══ Stored records ══
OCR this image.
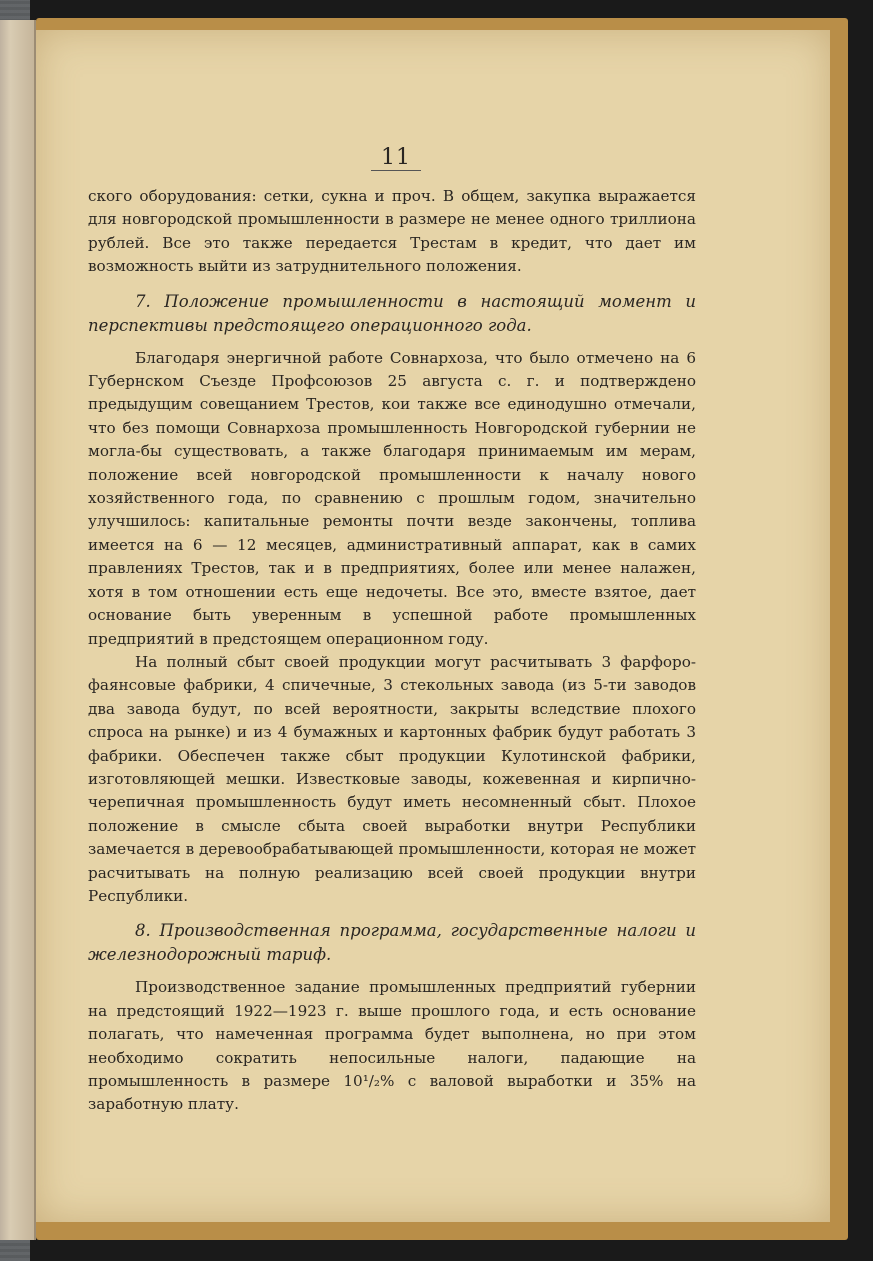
11

ского оборудования: сетки, сукна и проч. В общем, закупка выражается для новгородской промышленности в размере не менее одного триллиона рублей. Все это также передается Трестам в кредит, что дает им возможность выйти из затруднительного положения.

7. Положение промышленности в настоящий момент и перспективы предстоящего операционного года.

Благодаря энергичной работе Совнархоза, что было отмечено на 6 Губернском Съезде Профсоюзов 25 августа с. г. и подтверждено предыдущим совещанием Трестов, кои также все единодушно отмечали, что без помощи Совнархоза промышленность Новгородской губернии не могла-бы существовать, а также благодаря принимаемым им мерам, положение всей новгородской промышленности к началу нового хозяйственного года, по сравнению с прошлым годом, значительно улучшилось: капитальные ремонты почти везде закончены, топлива имеется на 6 — 12 месяцев, административный аппарат, как в самих правлениях Трестов, так и в предприятиях, более или менее налажен, хотя в том отношении есть еще недочеты. Все это, вместе взятое, дает основание быть уверенным в успешной работе промышленных предприятий в предстоящем операционном году.

На полный сбыт своей продукции могут расчитывать 3 фарфоро-фаянсовые фабрики, 4 спичечные, 3 стекольных завода (из 5-ти заводов два завода будут, по всей вероятности, закрыты вследствие плохого спроса на рынке) и из 4 бумажных и картонных фабрик будут работать 3 фабрики. Обеспечен также сбыт продукции Кулотинской фабрики, изготовляющей мешки. Известковые заводы, кожевенная и кирпично-черепичная промышленность будут иметь несомненный сбыт. Плохое положение в смысле сбыта своей выработки внутри Республики замечается в деревообрабатывающей промышленности, которая не может расчитывать на полную реализацию всей своей продукции внутри Республики.

8. Производственная программа, государственные налоги и железнодорожный тариф.

Производственное задание промышленных предприятий губернии на предстоящий 1922—1923 г. выше прошлого года, и есть основание полагать, что намеченная программа будет выполнена, но при этом необходимо сократить непосильные налоги, падающие на промышленность в размере 10¹/₂% с валовой выработки и 35% на заработную плату.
═══
__What the exercise asks__.
Pictures in the records above are not copied; print everything else exactly.

__Complete output__.
OCR this image.
11

ского оборудования: сетки, сукна и проч. В общем, закупка выражается для новгородской промышленности в размере не менее одного триллиона рублей. Все это также передается Трестам в кредит, что дает им возможность выйти из затруднительного положения.

7. Положение промышленности в настоящий момент и перспективы предстоящего операционного года.

Благодаря энергичной работе Совнархоза, что было отмечено на 6 Губернском Съезде Профсоюзов 25 августа с. г. и подтверждено предыдущим совещанием Трестов, кои также все единодушно отмечали, что без помощи Совнархоза промышленность Новгородской губернии не могла-бы существовать, а также благодаря принимаемым им мерам, положение всей новгородской промышленности к началу нового хозяйственного года, по сравнению с прошлым годом, значительно улучшилось: капитальные ремонты почти везде закончены, топлива имеется на 6 — 12 месяцев, административный аппарат, как в самих правлениях Трестов, так и в предприятиях, более или менее налажен, хотя в том отношении есть еще недочеты. Все это, вместе взятое, дает основание быть уверенным в успешной работе промышленных предприятий в предстоящем операционном году.

На полный сбыт своей продукции могут расчитывать 3 фарфоро-фаянсовые фабрики, 4 спичечные, 3 стекольных завода (из 5-ти заводов два завода будут, по всей вероятности, закрыты вследствие плохого спроса на рынке) и из 4 бумажных и картонных фабрик будут работать 3 фабрики. Обеспечен также сбыт продукции Кулотинской фабрики, изготовляющей мешки. Известковые заводы, кожевенная и кирпично-черепичная промышленность будут иметь несомненный сбыт. Плохое положение в смысле сбыта своей выработки внутри Республики замечается в деревообрабатывающей промышленности, которая не может расчитывать на полную реализацию всей своей продукции внутри Республики.

8. Производственная программа, государственные налоги и железнодорожный тариф.

Производственное задание промышленных предприятий губернии на предстоящий 1922—1923 г. выше прошлого года, и есть основание полагать, что намеченная программа будет выполнена, но при этом необходимо сократить непосильные налоги, падающие на промышленность в размере 10¹/₂% с валовой выработки и 35% на заработную плату.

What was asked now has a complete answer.